Reproduce every line in the listing that contains the word "hasard".

++++++++

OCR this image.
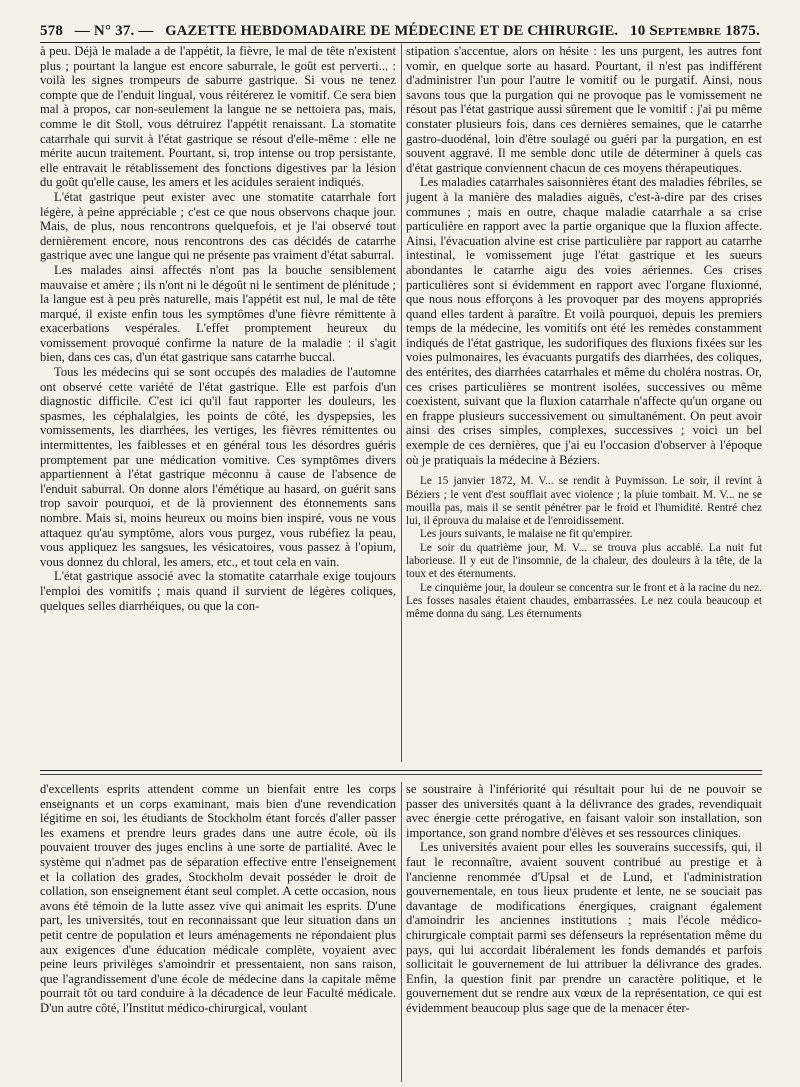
578 — N° 37. — GAZETTE HEBDOMADAIRE DE MÉDECINE ET DE CHIRURGIE. 10 Septembre 1875.

à peu. Déjà le malade a de l'appétit, la fièvre, le mal de tête n'existent plus ; pourtant la langue est encore saburrale, le goût est perverti... : voilà les signes trompeurs de saburre gastrique. Si vous ne tenez compte que de l'enduit lingual, vous réitérerez le vomitif. Ce sera bien mal à propos, car non-seulement la langue ne se nettoiera pas, mais, comme le dit Stoll, vous détruirez l'appétit renaissant. La stomatite catarrhale qui survit à l'état gastrique se résout d'elle-même : elle ne mérite aucun traitement. Pourtant, si, trop intense ou trop persistante, elle entravait le rétablissement des fonctions digestives par la lésion du goût qu'elle cause, les amers et les acidules seraient indiqués.

L'état gastrique peut exister avec une stomatite catarrhale fort légère, à peine appréciable ; c'est ce que nous observons chaque jour. Mais, de plus, nous rencontrons quelquefois, et je l'ai observé tout dernièrement encore, nous rencontrons des cas décidés de catarrhe gastrique avec une langue qui ne présente pas vraiment d'état saburral.

Les malades ainsi affectés n'ont pas la bouche sensiblement mauvaise et amère ; ils n'ont ni le dégoût ni le sentiment de plénitude ; la langue est à peu près naturelle, mais l'appétit est nul, le mal de tête marqué, il existe enfin tous les symptômes d'une fièvre rémittente à exacerbations vespérales. L'effet promptement heureux du vomissement provoqué confirme la nature de la maladie : il s'agit bien, dans ces cas, d'un état gastrique sans catarrhe buccal.

Tous les médecins qui se sont occupés des maladies de l'automne ont observé cette variété de l'état gastrique. Elle est parfois d'un diagnostic difficile. C'est ici qu'il faut rapporter les douleurs, les spasmes, les céphalalgies, les points de côté, les dyspepsies, les vomissements, les diarrhées, les vertiges, les fièvres rémittentes ou intermittentes, les faiblesses et en général tous les désordres guéris promptement par une médication vomitive. Ces symptômes divers appartiennent à l'état gastrique méconnu à cause de l'absence de l'enduit saburral. On donne alors l'émétique au hasard, on guérit sans trop savoir pourquoi, et de là proviennent des étonnements sans nombre. Mais si, moins heureux ou moins bien inspiré, vous ne vous attaquez qu'au symptôme, alors vous purgez, vous rubéfiez la peau, vous appliquez les sangsues, les vésicatoires, vous passez à l'opium, vous donnez du chloral, les amers, etc., et tout cela en vain.

L'état gastrique associé avec la stomatite catarrhale exige toujours l'emploi des vomitifs ; mais quand il survient de légères coliques, quelques selles diarrhéiques, ou que la con-

stipation s'accentue, alors on hésite : les uns purgent, les autres font vomir, en quelque sorte au hasard. Pourtant, il n'est pas indifférent d'administrer l'un pour l'autre le vomitif ou le purgatif. Ainsi, nous savons tous que la purgation qui ne provoque pas le vomissement ne résout pas l'état gastrique aussi sûrement que le vomitif : j'ai pu même constater plusieurs fois, dans ces dernières semaines, que le catarrhe gastro-duodénal, loin d'être soulagé ou guéri par la purgation, en est souvent aggravé. Il me semble donc utile de déterminer à quels cas d'état gastrique conviennent chacun de ces moyens thérapeutiques.

Les maladies catarrhales saisonnières étant des maladies fébriles, se jugent à la manière des maladies aiguës, c'est-à-dire par des crises communes ; mais en outre, chaque maladie catarrhale a sa crise particulière en rapport avec la partie organique que la fluxion affecte. Ainsi, l'évacuation alvine est crise particulière par rapport au catarrhe intestinal, le vomissement juge l'état gastrique et les sueurs abondantes le catarrhe aigu des voies aériennes. Ces crises particulières sont si évidemment en rapport avec l'organe fluxionné, que nous nous efforçons à les provoquer par des moyens appropriés quand elles tardent à paraître. Et voilà pourquoi, depuis les premiers temps de la médecine, les vomitifs ont été les remèdes constamment indiqués de l'état gastrique, les sudorifiques des fluxions fixées sur les voies pulmonaires, les évacuants purgatifs des diarrhées, des coliques, des entérites, des diarrhées catarrhales et même du choléra nostras. Or, ces crises particulières se montrent isolées, successives ou même coexistent, suivant que la fluxion catarrhale n'affecte qu'un organe ou en frappe plusieurs successivement ou simultanément. On peut avoir ainsi des crises simples, complexes, successives ; voici un bel exemple de ces dernières, que j'ai eu l'occasion d'observer à l'époque où je pratiquais la médecine à Béziers.

Le 15 janvier 1872, M. V... se rendit à Puymisson. Le soir, il revint à Béziers ; le vent d'est soufflait avec violence ; la pluie tombait. M. V... ne se mouilla pas, mais il se sentit pénétrer par le froid et l'humidité. Rentré chez lui, il éprouva du malaise et de l'enroidissement.

Les jours suivants, le malaise ne fit qu'empirer.

Le soir du quatrième jour, M. V... se trouva plus accablé. La nuit fut laborieuse. Il y eut de l'insomnie, de la chaleur, des douleurs à la tête, de la toux et des éternuments.

Le cinquième jour, la douleur se concentra sur le front et à la racine du nez. Les fosses nasales étaient chaudes, embarrassées. Le nez coula beaucoup et même donna du sang. Les éternuments

d'excellents esprits attendent comme un bienfait entre les corps enseignants et un corps examinant, mais bien d'une revendication légitime en soi, les étudiants de Stockholm étant forcés d'aller passer les examens et prendre leurs grades dans une autre école, où ils pouvaient trouver des juges enclins à une sorte de partialité. Avec le système qui n'admet pas de séparation effective entre l'enseignement et la collation des grades, Stockholm devait posséder le droit de collation, son enseignement étant seul complet. A cette occasion, nous avons été témoin de la lutte assez vive qui animait les esprits. D'une part, les universités, tout en reconnaissant que leur situation dans un petit centre de population et leurs aménagements ne répondaient plus aux exigences d'une éducation médicale complète, voyaient avec peine leurs privilèges s'amoindrir et pressentaient, non sans raison, que l'agrandissement d'une école de médecine dans la capitale même pourrait tôt ou tard conduire à la décadence de leur Faculté médicale. D'un autre côté, l'Institut médico-chirurgical, voulant

se soustraire à l'infériorité qui résultait pour lui de ne pouvoir se passer des universités quant à la délivrance des grades, revendiquait avec énergie cette prérogative, en faisant valoir son installation, son importance, son grand nombre d'élèves et ses ressources cliniques.

Les universités avaient pour elles les souverains successifs, qui, il faut le reconnaître, avaient souvent contribué au prestige et à l'ancienne renommée d'Upsal et de Lund, et l'administration gouvernementale, en tous lieux prudente et lente, ne se souciait pas davantage de modifications énergiques, craignant également d'amoindrir les anciennes institutions ; mais l'école médico-chirurgicale comptait parmi ses défenseurs la représentation même du pays, qui lui accordait libéralement les fonds demandés et parfois sollicitait le gouvernement de lui attribuer la délivrance des grades. Enfin, la question finit par prendre un caractère politique, et le gouvernement dut se rendre aux vœux de la représentation, ce qui est évidemment beaucoup plus sage que de la menacer éter-
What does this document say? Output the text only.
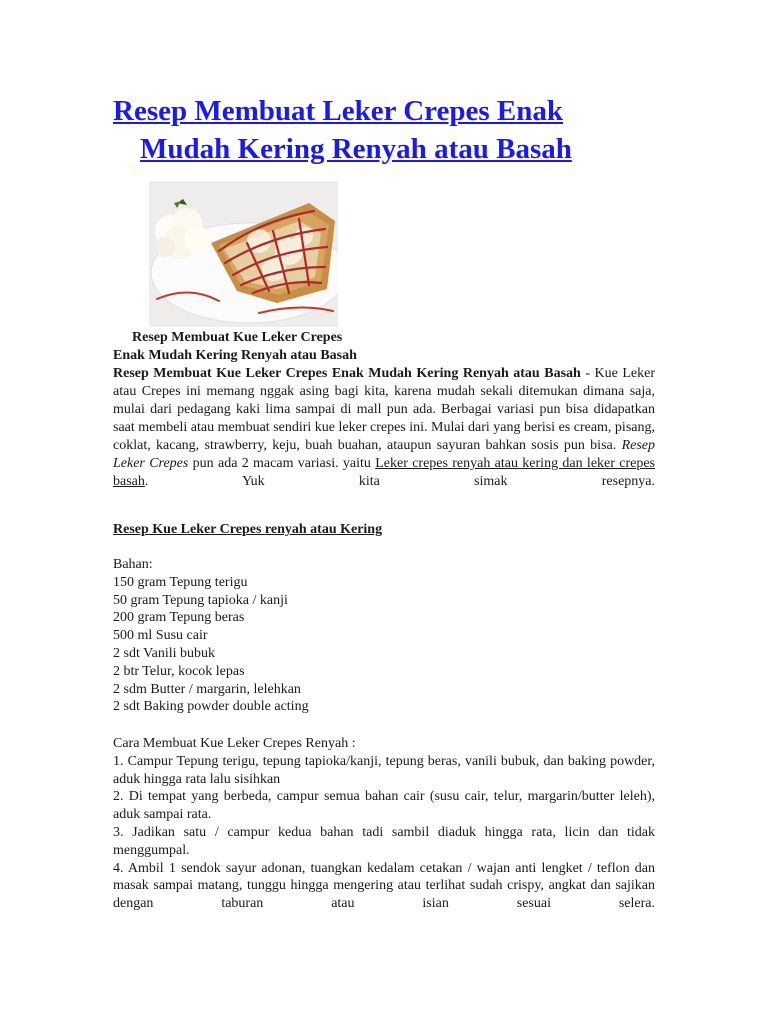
Resep Membuat Leker Crepes Enak
Mudah Kering Renyah atau Basah
Resep Membuat Kue Leker Crepes
Enak Mudah Kering Renyah atau Basah
Resep Membuat Kue Leker Crepes Enak Mudah Kering Renyah atau Basah - Kue Leker atau Crepes ini memang nggak asing bagi kita, karena mudah sekali ditemukan dimana saja, mulai dari pedagang kaki lima sampai di mall pun ada. Berbagai variasi pun bisa didapatkan saat membeli atau membuat sendiri kue leker crepes ini. Mulai dari yang berisi es cream, pisang, coklat, kacang, strawberry, keju, buah buahan, ataupun sayuran bahkan sosis pun bisa. Resep Leker Crepes pun ada 2 macam variasi. yaitu Leker crepes renyah atau kering dan leker crepes basah. Yuk kita simak resepnya.
Resep Kue Leker Crepes renyah atau Kering
Bahan:
150 gram Tepung terigu
50 gram Tepung tapioka / kanji
200 gram Tepung beras
500 ml Susu cair
2 sdt Vanili bubuk
2 btr Telur, kocok lepas
2 sdm Butter / margarin, lelehkan
2 sdt Baking powder double acting
Cara Membuat Kue Leker Crepes Renyah :
1. Campur Tepung terigu, tepung tapioka/kanji, tepung beras, vanili bubuk, dan baking powder, aduk hingga rata lalu sisihkan
2. Di tempat yang berbeda, campur semua bahan cair (susu cair, telur, margarin/butter leleh), aduk sampai rata.
3. Jadikan satu / campur kedua bahan tadi sambil diaduk hingga rata, licin dan tidak menggumpal.
4. Ambil 1 sendok sayur adonan, tuangkan kedalam cetakan / wajan anti lengket / teflon dan masak sampai matang, tunggu hingga mengering atau terlihat sudah crispy, angkat dan sajikan dengan taburan atau isian sesuai selera.
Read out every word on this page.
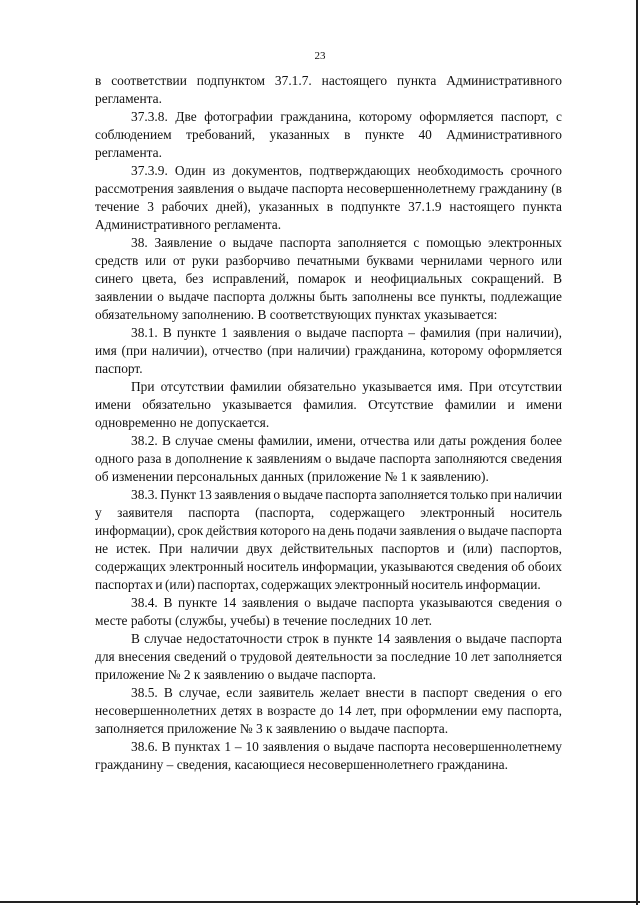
23

в соответствии подпунктом 37.1.7. настоящего пункта Административного регламента.

37.3.8. Две фотографии гражданина, которому оформляется паспорт, с соблюдением требований, указанных в пункте 40 Административного регламента.

37.3.9. Один из документов, подтверждающих необходимость срочного рассмотрения заявления о выдаче паспорта несовершеннолетнему гражданину (в течение 3 рабочих дней), указанных в подпункте 37.1.9 настоящего пункта Административного регламента.

38. Заявление о выдаче паспорта заполняется с помощью электронных средств или от руки разборчиво печатными буквами чернилами черного или синего цвета, без исправлений, помарок и неофициальных сокращений. В заявлении о выдаче паспорта должны быть заполнены все пункты, подлежащие обязательному заполнению. В соответствующих пунктах указывается:

38.1. В пункте 1 заявления о выдаче паспорта – фамилия (при наличии), имя (при наличии), отчество (при наличии) гражданина, которому оформляется паспорт.

При отсутствии фамилии обязательно указывается имя. При отсутствии имени обязательно указывается фамилия. Отсутствие фамилии и имени одновременно не допускается.

38.2. В случае смены фамилии, имени, отчества или даты рождения более одного раза в дополнение к заявлениям о выдаче паспорта заполняются сведения об изменении персональных данных (приложение № 1 к заявлению).

38.3. Пункт 13 заявления о выдаче паспорта заполняется только при наличии у заявителя паспорта (паспорта, содержащего электронный носитель информации), срок действия которого на день подачи заявления о выдаче паспорта не истек. При наличии двух действительных паспортов и (или) паспортов, содержащих электронный носитель информации, указываются сведения об обоих паспортах и (или) паспортах, содержащих электронный носитель информации.

38.4. В пункте 14 заявления о выдаче паспорта указываются сведения о месте работы (службы, учебы) в течение последних 10 лет.

В случае недостаточности строк в пункте 14 заявления о выдаче паспорта для внесения сведений о трудовой деятельности за последние 10 лет заполняется приложение № 2 к заявлению о выдаче паспорта.

38.5. В случае, если заявитель желает внести в паспорт сведения о его несовершеннолетних детях в возрасте до 14 лет, при оформлении ему паспорта, заполняется приложение № 3 к заявлению о выдаче паспорта.

38.6. В пунктах 1 – 10 заявления о выдаче паспорта несовершеннолетнему гражданину – сведения, касающиеся несовершеннолетнего гражданина.
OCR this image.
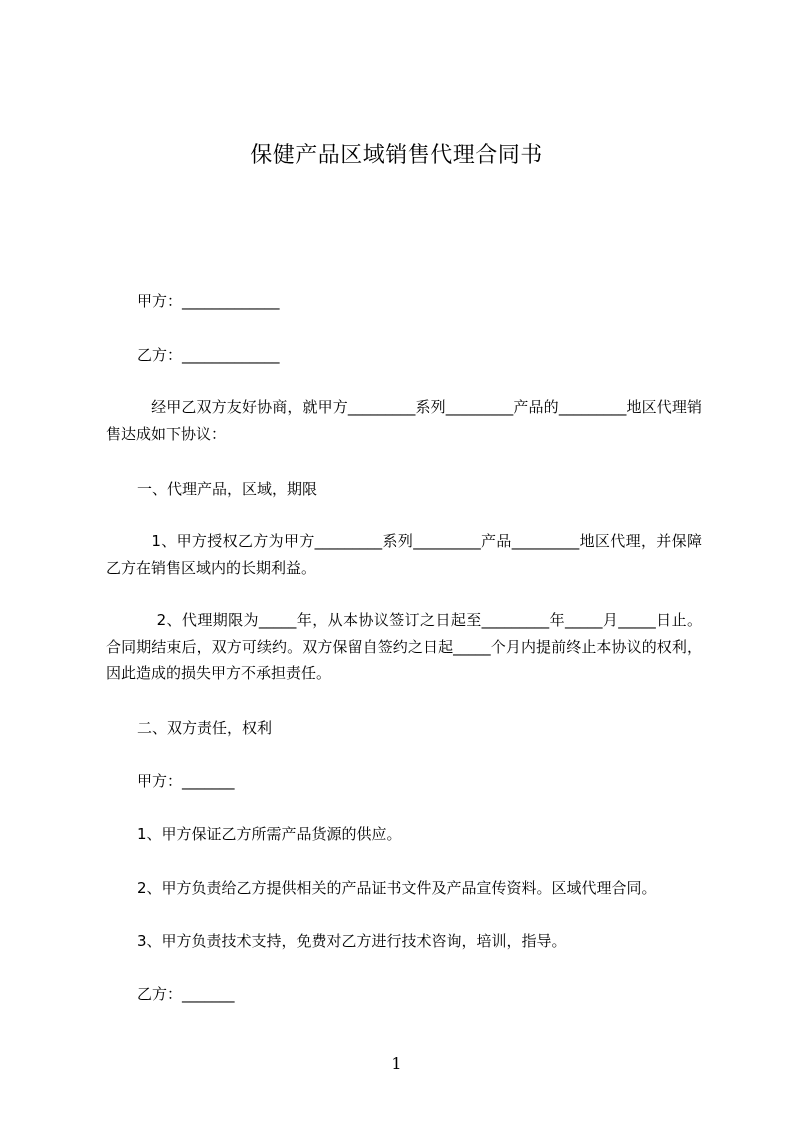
保健产品区域销售代理合同书
甲方：_____________
乙方：_____________
　经甲乙双方友好协商，就甲方_________系列_________产品的_________地区代理销售达成如下协议：
一、代理产品，区域，期限
　1、甲方授权乙方为甲方_________系列_________产品_________地区代理，并保障乙方在销售区域内的长期利益。
　 2、代理期限为_____年，从本协议签订之日起至_________年_____月_____日止。 合同期结束后，双方可续约。双方保留自签约之日起_____个月内提前终止本协议的权利，因此造成的损失甲方不承担责任。
二、双方责任，权利
甲方：_______
1、甲方保证乙方所需产品货源的供应。
2、甲方负责给乙方提供相关的产品证书文件及产品宣传资料。区域代理合同。
3、甲方负责技术支持，免费对乙方进行技术咨询，培训，指导。
乙方：_______
1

++++++++

**WRITTEN SOLUTION**.
Tous les médecins qui se sont occupés des maladies de l'automne ont observé cette variété de l'état gastrique. Elle est parfois d'un diagnostic difficile. C'est ici qu'il faut rapporter les douleurs, les spasmes, les céphalalgies, les points de côté, les dyspepsies, les vomissements, les diarrhées, les vertiges, les fièvres rémittentes ou intermittentes, les faiblesses et en général tous les désordres guéris promptement par une médication vomitive. Ces symptômes divers appartiennent à l'état gastrique méconnu à cause de l'absence de l'enduit saburral. On donne alors l'émétique au hasard, on guérit sans trop savoir pourquoi, et de là proviennent des étonnements sans nombre. Mais si, moins heureux ou moins bien inspiré, vous ne vous attaquez qu'au symptôme, alors vous purgez, vous rubéfiez la peau, vous appliquez les sangsues, les vésicatoires, vous passez à l'opium, vous donnez du chloral, les amers, etc., et tout cela en vain.
stipation s'accentue, alors on hésite : les uns purgent, les autres font vomir, en quelque sorte au hasard. Pourtant, il n'est pas indifférent d'administrer l'un pour l'autre le vomitif ou le purgatif. Ainsi, nous savons tous que la purgation qui ne provoque pas le vomissement ne résout pas l'état gastrique aussi sûrement que le vomitif : j'ai pu même constater plusieurs fois, dans ces dernières semaines, que le catarrhe gastro-duodénal, loin d'être soulagé ou guéri par la purgation, en est souvent aggravé. Il me semble donc utile de déterminer à quels cas d'état gastrique conviennent chacun de ces moyens thérapeutiques.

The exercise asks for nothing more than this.